→ **AUFGABENBESCHREIBUNG**: Geben Sie an, wodurch die Zeit der Kirche laut Disteli im Interviewauszug zur Weltsynode doppelt begrenzt ist.

→ **TEXTAUSZUG**:
◆ ◆ ◆ ◆ ◆ ◆ ◆

Lassen Sie mich «advocata diaboli» spielen: Was würde es für die Schweizer Kirche bedeuten, wenn auf der Weltsynode doch nur geredet wird? Wenn es keine Reformen – keine Dezentralisierung gibt. Wie viel Zeit bleibt der Kirche in Europa?

Jeppesen: Wir haben keine Zeit mehr.

«Unsere Zeit ist durch die anstehende Aufarbeitung der Missbrauchsfälle doppelt begrenzt.»

Tatjana Disteli

Disteli: Und ich glaube, unsere Zeit ist durch die anstehende Aufarbeitung der Missbrauchsfälle doppelt begrenzt. Wir müssen uns sehr gut überlegen, wie wir in der Schweiz vorwärtsgehen.

Was würden Sie vorschlagen?

Disteli: Wir müssen sehr gut kommunizieren. Über den synodalen Prozess. Und über den Veränderungswillen, der diese Reformbewegung kennzeichnet. Und wir sollten dies mit der Aufarbeitung der Missbrauchsfälle verbinden.

Jeppesen: Wir müssen kommunizieren, dass ein Erneuerungsprozess im Gange ist. Aber auch, dass die Machtstrukturen innerhalb der Kirche ein systemischer Teil der Missbrauchsproblematik sind. Die internen Strukturen müssen überprüft und umgebaut werden.

◆ ◆ ◆ ◆ ◆ ◆ ◆

→ **ANGEZEIGTE DATEN**:
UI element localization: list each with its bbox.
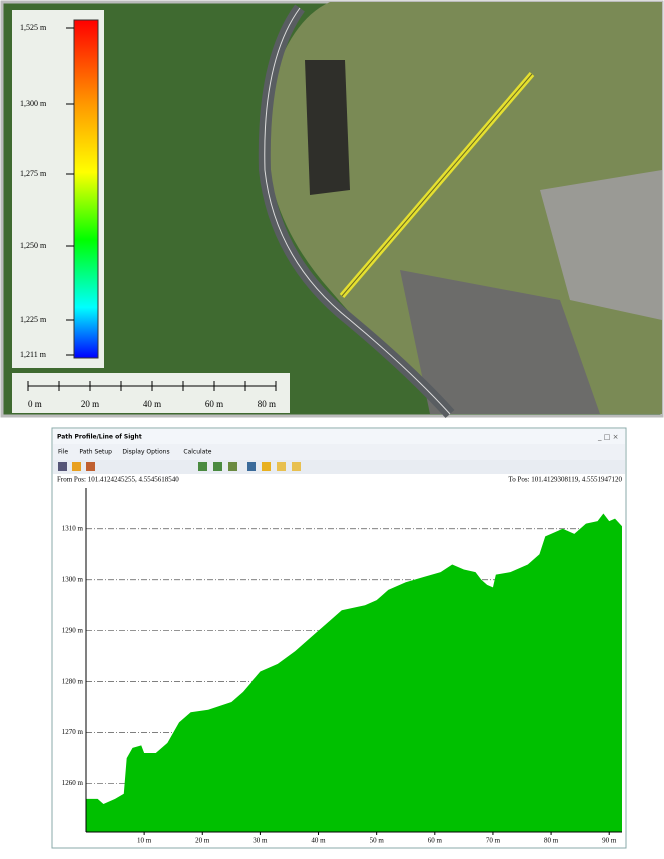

◆ ◆ ◆ ◆ ◆ ◆ ◆

→ **SCHRIFTLICHE LÖSUNG**: Durch die anstehende Aufarbeitung der Missbrauchsfälle.